Input records

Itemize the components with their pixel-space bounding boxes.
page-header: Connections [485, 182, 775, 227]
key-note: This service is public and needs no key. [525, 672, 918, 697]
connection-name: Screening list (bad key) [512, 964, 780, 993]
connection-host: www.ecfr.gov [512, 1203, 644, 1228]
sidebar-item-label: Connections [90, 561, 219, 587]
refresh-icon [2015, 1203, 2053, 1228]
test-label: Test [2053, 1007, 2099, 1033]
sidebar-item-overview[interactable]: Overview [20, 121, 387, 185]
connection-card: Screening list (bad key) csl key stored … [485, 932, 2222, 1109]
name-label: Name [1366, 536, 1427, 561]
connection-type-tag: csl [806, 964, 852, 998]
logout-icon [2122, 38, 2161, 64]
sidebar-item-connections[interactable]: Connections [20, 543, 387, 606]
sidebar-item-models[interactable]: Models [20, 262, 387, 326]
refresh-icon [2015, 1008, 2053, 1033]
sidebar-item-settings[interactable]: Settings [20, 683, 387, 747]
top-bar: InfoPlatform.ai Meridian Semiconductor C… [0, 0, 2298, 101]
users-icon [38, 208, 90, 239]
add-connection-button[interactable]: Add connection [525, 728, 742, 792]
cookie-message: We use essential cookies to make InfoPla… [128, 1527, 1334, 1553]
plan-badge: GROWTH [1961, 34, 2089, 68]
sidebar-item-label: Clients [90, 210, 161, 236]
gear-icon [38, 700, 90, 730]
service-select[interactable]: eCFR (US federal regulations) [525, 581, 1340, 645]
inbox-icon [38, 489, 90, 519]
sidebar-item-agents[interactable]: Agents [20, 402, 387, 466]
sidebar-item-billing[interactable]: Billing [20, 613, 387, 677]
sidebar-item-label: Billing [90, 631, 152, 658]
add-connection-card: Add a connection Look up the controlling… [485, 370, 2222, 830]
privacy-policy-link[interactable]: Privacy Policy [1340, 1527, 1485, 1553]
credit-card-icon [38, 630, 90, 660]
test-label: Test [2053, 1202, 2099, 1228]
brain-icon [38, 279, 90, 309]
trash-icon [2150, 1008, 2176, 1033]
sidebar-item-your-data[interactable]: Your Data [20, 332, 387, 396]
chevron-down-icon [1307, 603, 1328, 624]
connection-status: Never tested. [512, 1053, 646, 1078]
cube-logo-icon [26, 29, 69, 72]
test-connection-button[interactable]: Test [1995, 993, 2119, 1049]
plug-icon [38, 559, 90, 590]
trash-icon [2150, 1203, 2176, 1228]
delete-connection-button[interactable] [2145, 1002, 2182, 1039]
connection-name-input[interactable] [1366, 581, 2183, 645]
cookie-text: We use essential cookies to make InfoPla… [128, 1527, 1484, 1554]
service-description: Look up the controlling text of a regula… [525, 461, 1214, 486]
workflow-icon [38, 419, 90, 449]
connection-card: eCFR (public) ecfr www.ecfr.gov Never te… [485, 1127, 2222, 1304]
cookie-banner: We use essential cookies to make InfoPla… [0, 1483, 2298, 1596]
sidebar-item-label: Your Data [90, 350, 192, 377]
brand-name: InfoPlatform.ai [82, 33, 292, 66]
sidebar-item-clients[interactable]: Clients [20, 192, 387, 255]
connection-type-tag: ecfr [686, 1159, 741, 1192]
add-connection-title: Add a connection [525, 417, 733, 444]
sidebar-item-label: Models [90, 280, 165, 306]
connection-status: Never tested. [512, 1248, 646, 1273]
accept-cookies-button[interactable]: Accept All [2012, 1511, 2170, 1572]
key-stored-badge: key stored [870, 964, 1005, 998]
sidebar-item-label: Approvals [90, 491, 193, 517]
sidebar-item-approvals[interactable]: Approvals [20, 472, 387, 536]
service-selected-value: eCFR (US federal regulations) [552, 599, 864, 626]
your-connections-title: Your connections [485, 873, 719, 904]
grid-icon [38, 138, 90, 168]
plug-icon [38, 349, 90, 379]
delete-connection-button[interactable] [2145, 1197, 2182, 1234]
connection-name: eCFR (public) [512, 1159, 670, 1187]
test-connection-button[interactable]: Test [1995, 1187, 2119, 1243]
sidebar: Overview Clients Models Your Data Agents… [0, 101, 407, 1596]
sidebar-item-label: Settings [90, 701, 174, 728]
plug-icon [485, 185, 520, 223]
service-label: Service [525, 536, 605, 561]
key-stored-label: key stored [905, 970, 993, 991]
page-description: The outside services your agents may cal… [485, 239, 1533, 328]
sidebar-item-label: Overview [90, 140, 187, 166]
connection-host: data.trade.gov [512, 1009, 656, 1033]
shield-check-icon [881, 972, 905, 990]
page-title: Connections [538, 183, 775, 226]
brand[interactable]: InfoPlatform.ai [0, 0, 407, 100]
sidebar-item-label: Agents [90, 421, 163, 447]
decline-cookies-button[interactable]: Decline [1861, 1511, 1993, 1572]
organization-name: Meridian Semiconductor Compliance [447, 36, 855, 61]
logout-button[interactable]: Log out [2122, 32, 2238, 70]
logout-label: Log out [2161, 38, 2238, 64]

What this task involves
Copy every line of the data above word for word, without changing anything.

Exercise response
Itemize the components with their pixel-space bounding boxes.
page-header: Connections [485, 182, 775, 227]
key-note: This service is public and needs no key. [525, 672, 918, 697]
connection-name: Screening list (bad key) [512, 964, 780, 993]
connection-host: www.ecfr.gov [512, 1203, 644, 1228]
sidebar-item-label: Connections [90, 561, 219, 587]
refresh-icon [2015, 1203, 2053, 1228]
test-label: Test [2053, 1007, 2099, 1033]
sidebar-item-overview[interactable]: Overview [20, 121, 387, 185]
connection-card: Screening list (bad key) csl key stored … [485, 932, 2222, 1109]
name-label: Name [1366, 536, 1427, 561]
connection-type-tag: csl [806, 964, 852, 998]
logout-icon [2122, 38, 2161, 64]
sidebar-item-connections[interactable]: Connections [20, 543, 387, 606]
sidebar-item-models[interactable]: Models [20, 262, 387, 326]
refresh-icon [2015, 1008, 2053, 1033]
sidebar-item-settings[interactable]: Settings [20, 683, 387, 747]
top-bar: InfoPlatform.ai Meridian Semiconductor C… [0, 0, 2298, 101]
users-icon [38, 208, 90, 239]
add-connection-button[interactable]: Add connection [525, 728, 742, 792]
cookie-message: We use essential cookies to make InfoPla… [128, 1527, 1334, 1553]
plan-badge: GROWTH [1961, 34, 2089, 68]
sidebar-item-label: Clients [90, 210, 161, 236]
gear-icon [38, 700, 90, 730]
service-select[interactable]: eCFR (US federal regulations) [525, 581, 1340, 645]
inbox-icon [38, 489, 90, 519]
sidebar-item-agents[interactable]: Agents [20, 402, 387, 466]
sidebar-item-billing[interactable]: Billing [20, 613, 387, 677]
sidebar-item-label: Billing [90, 631, 152, 658]
add-connection-card: Add a connection Look up the controlling… [485, 370, 2222, 830]
privacy-policy-link[interactable]: Privacy Policy [1340, 1527, 1485, 1553]
credit-card-icon [38, 630, 90, 660]
test-label: Test [2053, 1202, 2099, 1228]
brain-icon [38, 279, 90, 309]
trash-icon [2150, 1008, 2176, 1033]
sidebar-item-your-data[interactable]: Your Data [20, 332, 387, 396]
chevron-down-icon [1307, 603, 1328, 624]
connection-status: Never tested. [512, 1053, 646, 1078]
cube-logo-icon [26, 29, 69, 72]
test-connection-button[interactable]: Test [1995, 993, 2119, 1049]
plug-icon [38, 559, 90, 590]
trash-icon [2150, 1203, 2176, 1228]
delete-connection-button[interactable] [2145, 1002, 2182, 1039]
connection-name-input[interactable] [1366, 581, 2183, 645]
cookie-text: We use essential cookies to make InfoPla… [128, 1527, 1484, 1554]
service-description: Look up the controlling text of a regula… [525, 461, 1214, 486]
workflow-icon [38, 419, 90, 449]
connection-card: eCFR (public) ecfr www.ecfr.gov Never te… [485, 1127, 2222, 1304]
cookie-banner: We use essential cookies to make InfoPla… [0, 1483, 2298, 1596]
sidebar-item-label: Your Data [90, 350, 192, 377]
brand-name: InfoPlatform.ai [82, 33, 292, 66]
sidebar-item-clients[interactable]: Clients [20, 192, 387, 255]
connection-type-tag: ecfr [686, 1159, 741, 1192]
add-connection-title: Add a connection [525, 417, 733, 444]
sidebar-item-label: Models [90, 280, 165, 306]
connection-status: Never tested. [512, 1248, 646, 1273]
accept-cookies-button[interactable]: Accept All [2012, 1511, 2170, 1572]
key-stored-badge: key stored [870, 964, 1005, 998]
sidebar-item-label: Approvals [90, 491, 193, 517]
sidebar-item-approvals[interactable]: Approvals [20, 472, 387, 536]
service-selected-value: eCFR (US federal regulations) [552, 599, 864, 626]
your-connections-title: Your connections [485, 873, 719, 904]
grid-icon [38, 138, 90, 168]
plug-icon [38, 349, 90, 379]
delete-connection-button[interactable] [2145, 1197, 2182, 1234]
connection-name: eCFR (public) [512, 1159, 670, 1187]
test-connection-button[interactable]: Test [1995, 1187, 2119, 1243]
sidebar: Overview Clients Models Your Data Agents… [0, 101, 407, 1596]
sidebar-item-label: Settings [90, 701, 174, 728]
plug-icon [485, 185, 520, 223]
service-label: Service [525, 536, 605, 561]
key-stored-label: key stored [905, 970, 993, 991]
page-description: The outside services your agents may cal… [485, 239, 1533, 328]
sidebar-item-label: Overview [90, 140, 187, 166]
connection-host: data.trade.gov [512, 1009, 656, 1033]
shield-check-icon [881, 972, 905, 990]
page-title: Connections [538, 183, 775, 226]
brand[interactable]: InfoPlatform.ai [0, 0, 407, 100]
sidebar-item-label: Agents [90, 421, 163, 447]
decline-cookies-button[interactable]: Decline [1861, 1511, 1993, 1572]
organization-name: Meridian Semiconductor Compliance [447, 36, 855, 61]
logout-button[interactable]: Log out [2122, 32, 2238, 70]
logout-label: Log out [2161, 38, 2238, 64]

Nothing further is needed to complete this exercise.